== REQUIRED WORK ==
Your task is to copy every record exactly.
** start **
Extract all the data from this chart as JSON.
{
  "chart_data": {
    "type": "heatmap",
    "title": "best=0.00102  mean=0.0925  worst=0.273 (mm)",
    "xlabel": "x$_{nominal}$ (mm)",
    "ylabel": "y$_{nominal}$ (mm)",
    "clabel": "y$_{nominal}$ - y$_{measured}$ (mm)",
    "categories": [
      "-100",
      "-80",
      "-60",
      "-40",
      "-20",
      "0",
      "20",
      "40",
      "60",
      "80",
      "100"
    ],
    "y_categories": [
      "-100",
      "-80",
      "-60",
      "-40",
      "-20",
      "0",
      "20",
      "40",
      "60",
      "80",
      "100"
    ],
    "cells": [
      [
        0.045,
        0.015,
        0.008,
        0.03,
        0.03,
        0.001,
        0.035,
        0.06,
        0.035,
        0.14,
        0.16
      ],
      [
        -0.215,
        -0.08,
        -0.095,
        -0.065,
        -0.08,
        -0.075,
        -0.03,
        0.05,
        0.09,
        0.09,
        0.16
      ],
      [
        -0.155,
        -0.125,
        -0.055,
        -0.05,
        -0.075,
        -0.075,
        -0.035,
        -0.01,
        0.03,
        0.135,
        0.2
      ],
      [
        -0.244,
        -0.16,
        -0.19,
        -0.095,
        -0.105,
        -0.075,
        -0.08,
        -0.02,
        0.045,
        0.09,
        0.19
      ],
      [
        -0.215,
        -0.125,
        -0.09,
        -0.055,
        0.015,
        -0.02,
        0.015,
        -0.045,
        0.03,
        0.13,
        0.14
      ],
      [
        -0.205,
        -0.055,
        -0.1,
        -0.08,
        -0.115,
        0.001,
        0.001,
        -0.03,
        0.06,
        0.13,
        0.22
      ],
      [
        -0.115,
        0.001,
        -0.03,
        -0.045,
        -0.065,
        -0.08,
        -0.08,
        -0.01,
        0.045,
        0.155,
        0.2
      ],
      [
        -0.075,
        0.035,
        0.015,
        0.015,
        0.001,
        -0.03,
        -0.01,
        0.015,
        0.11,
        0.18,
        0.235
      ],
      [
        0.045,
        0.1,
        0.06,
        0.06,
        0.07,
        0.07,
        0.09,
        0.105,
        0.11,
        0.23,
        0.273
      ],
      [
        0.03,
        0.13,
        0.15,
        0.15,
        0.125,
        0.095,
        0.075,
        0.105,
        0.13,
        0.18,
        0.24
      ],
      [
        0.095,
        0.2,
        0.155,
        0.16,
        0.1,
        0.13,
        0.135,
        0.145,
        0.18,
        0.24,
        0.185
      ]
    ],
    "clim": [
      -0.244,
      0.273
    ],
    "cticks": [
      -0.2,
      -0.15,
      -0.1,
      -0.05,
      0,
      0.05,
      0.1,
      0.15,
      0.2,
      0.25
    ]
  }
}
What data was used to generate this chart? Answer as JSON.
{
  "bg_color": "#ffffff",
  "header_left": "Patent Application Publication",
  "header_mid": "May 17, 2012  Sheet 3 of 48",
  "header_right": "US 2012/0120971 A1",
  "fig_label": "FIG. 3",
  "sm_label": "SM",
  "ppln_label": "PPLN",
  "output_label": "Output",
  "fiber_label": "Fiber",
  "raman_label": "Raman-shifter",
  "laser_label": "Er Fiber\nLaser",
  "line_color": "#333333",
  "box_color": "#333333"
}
** end **
== ANSWER FOR THE TASK ==
Extract all the data from this chart as JSON.
{
  "chart_data": {
    "type": "heatmap",
    "title": "best=0.00102  mean=0.0925  worst=0.273 (mm)",
    "xlabel": "x$_{nominal}$ (mm)",
    "ylabel": "y$_{nominal}$ (mm)",
    "clabel": "y$_{nominal}$ - y$_{measured}$ (mm)",
    "categories": [
      "-100",
      "-80",
      "-60",
      "-40",
      "-20",
      "0",
      "20",
      "40",
      "60",
      "80",
      "100"
    ],
    "y_categories": [
      "-100",
      "-80",
      "-60",
      "-40",
      "-20",
      "0",
      "20",
      "40",
      "60",
      "80",
      "100"
    ],
    "cells": [
      [
        0.045,
        0.015,
        0.008,
        0.03,
        0.03,
        0.001,
        0.035,
        0.06,
        0.035,
        0.14,
        0.16
      ],
      [
        -0.215,
        -0.08,
        -0.095,
        -0.065,
        -0.08,
        -0.075,
        -0.03,
        0.05,
        0.09,
        0.09,
        0.16
      ],
      [
        -0.155,
        -0.125,
        -0.055,
        -0.05,
        -0.075,
        -0.075,
        -0.035,
        -0.01,
        0.03,
        0.135,
        0.2
      ],
      [
        -0.244,
        -0.16,
        -0.19,
        -0.095,
        -0.105,
        -0.075,
        -0.08,
        -0.02,
        0.045,
        0.09,
        0.19
      ],
      [
        -0.215,
        -0.125,
        -0.09,
        -0.055,
        0.015,
        -0.02,
        0.015,
        -0.045,
        0.03,
        0.13,
        0.14
      ],
      [
        -0.205,
        -0.055,
        -0.1,
        -0.08,
        -0.115,
        0.001,
        0.001,
        -0.03,
        0.06,
        0.13,
        0.22
      ],
      [
        -0.115,
        0.001,
        -0.03,
        -0.045,
        -0.065,
        -0.08,
        -0.08,
        -0.01,
        0.045,
        0.155,
        0.2
      ],
      [
        -0.075,
        0.035,
        0.015,
        0.015,
        0.001,
        -0.03,
        -0.01,
        0.015,
        0.11,
        0.18,
        0.235
      ],
      [
        0.045,
        0.1,
        0.06,
        0.06,
        0.07,
        0.07,
        0.09,
        0.105,
        0.11,
        0.23,
        0.273
      ],
      [
        0.03,
        0.13,
        0.15,
        0.15,
        0.125,
        0.095,
        0.075,
        0.105,
        0.13,
        0.18,
        0.24
      ],
      [
        0.095,
        0.2,
        0.155,
        0.16,
        0.1,
        0.13,
        0.135,
        0.145,
        0.18,
        0.24,
        0.185
      ]
    ],
    "clim": [
      -0.244,
      0.273
    ],
    "cticks": [
      -0.2,
      -0.15,
      -0.1,
      -0.05,
      0,
      0.05,
      0.1,
      0.15,
      0.2,
      0.25
    ]
  }
}
What data was used to generate this chart? Answer as JSON.
{
  "bg_color": "#ffffff",
  "header_left": "Patent Application Publication",
  "header_mid": "May 17, 2012  Sheet 3 of 48",
  "header_right": "US 2012/0120971 A1",
  "fig_label": "FIG. 3",
  "sm_label": "SM",
  "ppln_label": "PPLN",
  "output_label": "Output",
  "fiber_label": "Fiber",
  "raman_label": "Raman-shifter",
  "laser_label": "Er Fiber\nLaser",
  "line_color": "#333333",
  "box_color": "#333333"
}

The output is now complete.